Data for this exercise:

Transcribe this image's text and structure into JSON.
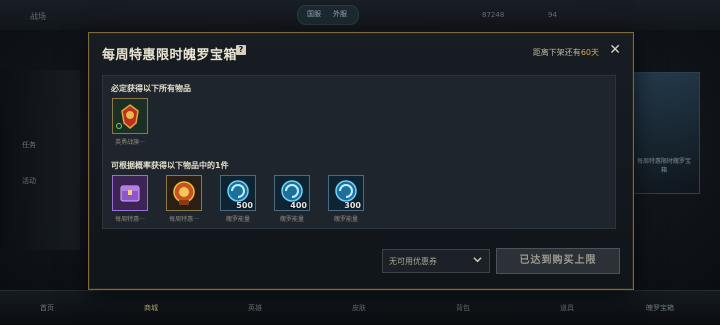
{
  "background": {
    "topbar_left": "战场",
    "toggle_labels": [
      "国服",
      "外服"
    ],
    "topbar_right": [
      "87248",
      "94"
    ],
    "side_labels": [
      "任务",
      "活动"
    ],
    "card_text": "每周特惠限时魄罗宝箱",
    "bottom_tabs": [
      "首页",
      "商城",
      "英雄",
      "皮肤",
      "背包",
      "道具",
      "魄罗宝箱"
    ],
    "active_bottom_tab_index": 1
  },
  "modal": {
    "title": "每周特惠限时魄罗宝箱",
    "help_glyph": "?",
    "countdown_prefix": "距离下架还有",
    "countdown_days": "60天",
    "close_glyph": "✕",
    "guaranteed_label": "必定获得以下所有物品",
    "guaranteed_items": [
      {
        "name": "英勇战旗···",
        "icon": "banner-emblem-icon",
        "quantity": ""
      }
    ],
    "random_label": "可根据概率获得以下物品中的1件",
    "random_items": [
      {
        "name": "每周特惠···",
        "icon": "purple-chest-icon",
        "quantity": ""
      },
      {
        "name": "每周特惠···",
        "icon": "orange-chest-icon",
        "quantity": ""
      },
      {
        "name": "魄罗能量",
        "icon": "poro-energy-icon",
        "quantity": "500"
      },
      {
        "name": "魄罗能量",
        "icon": "poro-energy-icon",
        "quantity": "400"
      },
      {
        "name": "魄罗能量",
        "icon": "poro-energy-icon",
        "quantity": "300"
      }
    ],
    "coupon_select": "无可用优惠券",
    "buy_button": "已达到购买上限"
  },
  "colors": {
    "accent_gold": "#d8a84b",
    "frame_gold": "#7d6a3c",
    "disabled_button": "#2b3137"
  }
}
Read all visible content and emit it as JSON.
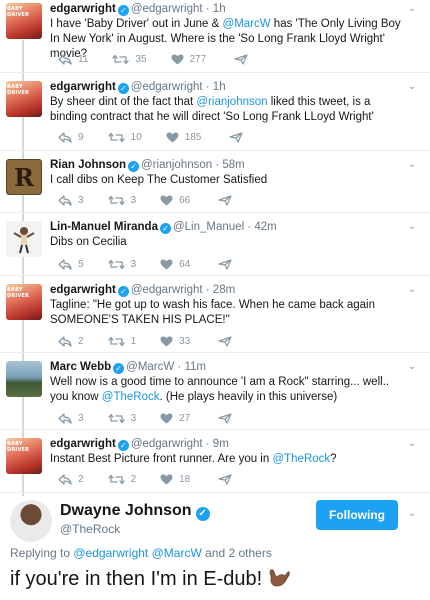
{
  "tweets": [
    {
      "name": "edgarwright",
      "handle": "@edgarwright · 1h",
      "avatar_text": "BABY DRIVER",
      "text": [
        {
          "t": "I have 'Baby Driver' out in June & "
        },
        {
          "t": "@MarcW",
          "m": true
        },
        {
          "t": " has 'The Only Living Boy In New York' in August. Where is the 'So Long Frank Lloyd Wright' movie?"
        }
      ],
      "reply": "11",
      "retweet": "35",
      "like": "277"
    },
    {
      "name": "edgarwright",
      "handle": "@edgarwright · 1h",
      "avatar_text": "BABY DRIVER",
      "text": [
        {
          "t": "By sheer dint of the fact that "
        },
        {
          "t": "@rianjohnson",
          "m": true
        },
        {
          "t": " liked this tweet, is a binding contract that he will direct 'So Long Frank LLoyd Wright'"
        }
      ],
      "reply": "9",
      "retweet": "10",
      "like": "185"
    },
    {
      "name": "Rian Johnson",
      "handle": "@rianjohnson · 58m",
      "avatar_text": "R",
      "text": [
        {
          "t": "I call dibs on Keep The Customer Satisfied"
        }
      ],
      "reply": "3",
      "retweet": "3",
      "like": "66"
    },
    {
      "name": "Lin-Manuel Miranda",
      "handle": "@Lin_Manuel · 42m",
      "avatar_text": "",
      "text": [
        {
          "t": "Dibs on Cecilia"
        }
      ],
      "reply": "5",
      "retweet": "3",
      "like": "64"
    },
    {
      "name": "edgarwright",
      "handle": "@edgarwright · 28m",
      "avatar_text": "BABY DRIVER",
      "text": [
        {
          "t": "Tagline: \"He got up to wash his face. When he came back again SOMEONE'S TAKEN HIS PLACE!\""
        }
      ],
      "reply": "2",
      "retweet": "1",
      "like": "33"
    },
    {
      "name": "Marc Webb",
      "handle": "@MarcW · 11m",
      "avatar_text": "",
      "text": [
        {
          "t": "Well now is a good time to announce 'I am a Rock\" starring... well.. you know "
        },
        {
          "t": "@TheRock",
          "m": true
        },
        {
          "t": ". (He plays heavily in this universe)"
        }
      ],
      "reply": "3",
      "retweet": "3",
      "like": "27"
    },
    {
      "name": "edgarwright",
      "handle": "@edgarwright · 9m",
      "avatar_text": "BABY DRIVER",
      "text": [
        {
          "t": "Instant Best Picture front runner. Are you in "
        },
        {
          "t": "@TheRock",
          "m": true
        },
        {
          "t": "?"
        }
      ],
      "reply": "2",
      "retweet": "2",
      "like": "18"
    }
  ],
  "main": {
    "name": "Dwayne Johnson",
    "handle": "@TheRock",
    "follow_label": "Following",
    "replying_prefix": "Replying to ",
    "replying_m1": "@edgarwright",
    "replying_m2": "@MarcW",
    "replying_suffix": " and 2 others",
    "text": "if you're in then I'm in E-dub!",
    "emoji": "call-me-hand-medium-dark-skin"
  },
  "colors": {
    "accent": "#1da1f2",
    "mention": "#1b95e0",
    "muted": "#657786",
    "icon": "#8899a6"
  }
}
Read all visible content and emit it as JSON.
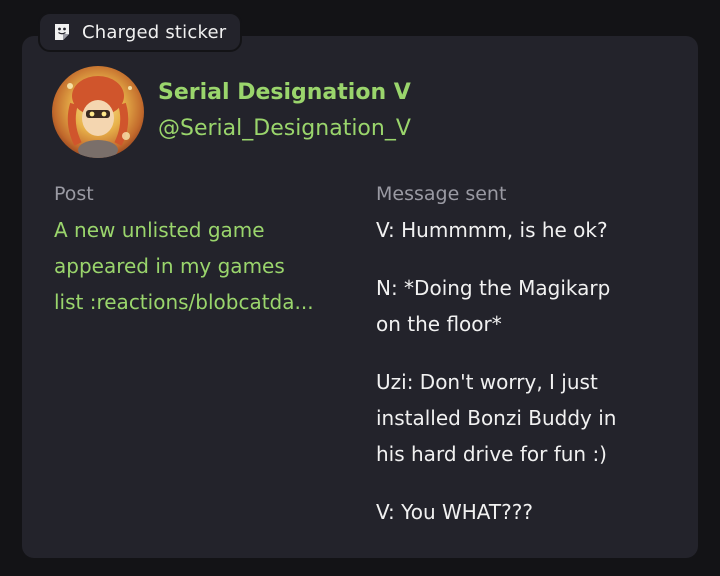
{
  "badge": {
    "label": "Charged sticker",
    "icon": "sticker-icon"
  },
  "author": {
    "display_name": "Serial Designation V",
    "handle": "@Serial_Designation_V",
    "avatar_icon": "avatar"
  },
  "post": {
    "label": "Post",
    "text": "A new unlisted game\nappeared in my games\nlist :reactions/blobcatda..."
  },
  "message": {
    "label": "Message sent",
    "lines": [
      "V: Hummmm, is he ok?",
      "N: *Doing the Magikarp\non the floor*",
      "Uzi: Don't worry, I just\ninstalled Bonzi Buddy in\nhis hard drive for fun :)",
      "V: You WHAT???"
    ]
  },
  "colors": {
    "background": "#131316",
    "card": "#23232b",
    "accent_green": "#9ad56c",
    "text": "#f1f1f1",
    "muted": "#9a9aa3"
  }
}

Exercise objective: The records above need to be restated word for word, with the pictures left out.

Completed exercise:
Transcribe this image's text and structure into JSON.
{
  "background": {
    "topbar_left": "战场",
    "toggle_labels": [
      "国服",
      "外服"
    ],
    "topbar_right": [
      "87248",
      "94"
    ],
    "side_labels": [
      "任务",
      "活动"
    ],
    "card_text": "每周特惠限时魄罗宝箱",
    "bottom_tabs": [
      "首页",
      "商城",
      "英雄",
      "皮肤",
      "背包",
      "道具",
      "魄罗宝箱"
    ],
    "active_bottom_tab_index": 1
  },
  "modal": {
    "title": "每周特惠限时魄罗宝箱",
    "help_glyph": "?",
    "countdown_prefix": "距离下架还有",
    "countdown_days": "60天",
    "close_glyph": "✕",
    "guaranteed_label": "必定获得以下所有物品",
    "guaranteed_items": [
      {
        "name": "英勇战旗···",
        "icon": "banner-emblem-icon",
        "quantity": ""
      }
    ],
    "random_label": "可根据概率获得以下物品中的1件",
    "random_items": [
      {
        "name": "每周特惠···",
        "icon": "purple-chest-icon",
        "quantity": ""
      },
      {
        "name": "每周特惠···",
        "icon": "orange-chest-icon",
        "quantity": ""
      },
      {
        "name": "魄罗能量",
        "icon": "poro-energy-icon",
        "quantity": "500"
      },
      {
        "name": "魄罗能量",
        "icon": "poro-energy-icon",
        "quantity": "400"
      },
      {
        "name": "魄罗能量",
        "icon": "poro-energy-icon",
        "quantity": "300"
      }
    ],
    "coupon_select": "无可用优惠券",
    "buy_button": "已达到购买上限"
  },
  "colors": {
    "accent_gold": "#d8a84b",
    "frame_gold": "#7d6a3c",
    "disabled_button": "#2b3137"
  }
}
Read all visible content and emit it as JSON.
{
  "tweets": [
    {
      "name": "edgarwright",
      "handle": "@edgarwright · 1h",
      "avatar_text": "BABY DRIVER",
      "text": [
        {
          "t": "I have 'Baby Driver' out in June & "
        },
        {
          "t": "@MarcW",
          "m": true
        },
        {
          "t": " has 'The Only Living Boy In New York' in August. Where is the 'So Long Frank Lloyd Wright' movie?"
        }
      ],
      "reply": "11",
      "retweet": "35",
      "like": "277"
    },
    {
      "name": "edgarwright",
      "handle": "@edgarwright · 1h",
      "avatar_text": "BABY DRIVER",
      "text": [
        {
          "t": "By sheer dint of the fact that "
        },
        {
          "t": "@rianjohnson",
          "m": true
        },
        {
          "t": " liked this tweet, is a binding contract that he will direct 'So Long Frank LLoyd Wright'"
        }
      ],
      "reply": "9",
      "retweet": "10",
      "like": "185"
    },
    {
      "name": "Rian Johnson",
      "handle": "@rianjohnson · 58m",
      "avatar_text": "R",
      "text": [
        {
          "t": "I call dibs on Keep The Customer Satisfied"
        }
      ],
      "reply": "3",
      "retweet": "3",
      "like": "66"
    },
    {
      "name": "Lin-Manuel Miranda",
      "handle": "@Lin_Manuel · 42m",
      "avatar_text": "",
      "text": [
        {
          "t": "Dibs on Cecilia"
        }
      ],
      "reply": "5",
      "retweet": "3",
      "like": "64"
    },
    {
      "name": "edgarwright",
      "handle": "@edgarwright · 28m",
      "avatar_text": "BABY DRIVER",
      "text": [
        {
          "t": "Tagline: \"He got up to wash his face. When he came back again SOMEONE'S TAKEN HIS PLACE!\""
        }
      ],
      "reply": "2",
      "retweet": "1",
      "like": "33"
    },
    {
      "name": "Marc Webb",
      "handle": "@MarcW · 11m",
      "avatar_text": "",
      "text": [
        {
          "t": "Well now is a good time to announce 'I am a Rock\" starring... well.. you know "
        },
        {
          "t": "@TheRock",
          "m": true
        },
        {
          "t": ". (He plays heavily in this universe)"
        }
      ],
      "reply": "3",
      "retweet": "3",
      "like": "27"
    },
    {
      "name": "edgarwright",
      "handle": "@edgarwright · 9m",
      "avatar_text": "BABY DRIVER",
      "text": [
        {
          "t": "Instant Best Picture front runner. Are you in "
        },
        {
          "t": "@TheRock",
          "m": true
        },
        {
          "t": "?"
        }
      ],
      "reply": "2",
      "retweet": "2",
      "like": "18"
    }
  ],
  "main": {
    "name": "Dwayne Johnson",
    "handle": "@TheRock",
    "follow_label": "Following",
    "replying_prefix": "Replying to ",
    "replying_m1": "@edgarwright",
    "replying_m2": "@MarcW",
    "replying_suffix": " and 2 others",
    "text": "if you're in then I'm in E-dub!",
    "emoji": "call-me-hand-medium-dark-skin"
  },
  "colors": {
    "accent": "#1da1f2",
    "mention": "#1b95e0",
    "muted": "#657786",
    "icon": "#8899a6"
  }
}
Read all visible content and emit it as JSON.
{
  "badge": {
    "label": "Charged sticker",
    "icon": "sticker-icon"
  },
  "author": {
    "display_name": "Serial Designation V",
    "handle": "@Serial_Designation_V",
    "avatar_icon": "avatar"
  },
  "post": {
    "label": "Post",
    "text": "A new unlisted game\nappeared in my games\nlist :reactions/blobcatda..."
  },
  "message": {
    "label": "Message sent",
    "lines": [
      "V: Hummmm, is he ok?",
      "N: *Doing the Magikarp\non the floor*",
      "Uzi: Don't worry, I just\ninstalled Bonzi Buddy in\nhis hard drive for fun :)",
      "V: You WHAT???"
    ]
  },
  "colors": {
    "background": "#131316",
    "card": "#23232b",
    "accent_green": "#9ad56c",
    "text": "#f1f1f1",
    "muted": "#9a9aa3"
  }
}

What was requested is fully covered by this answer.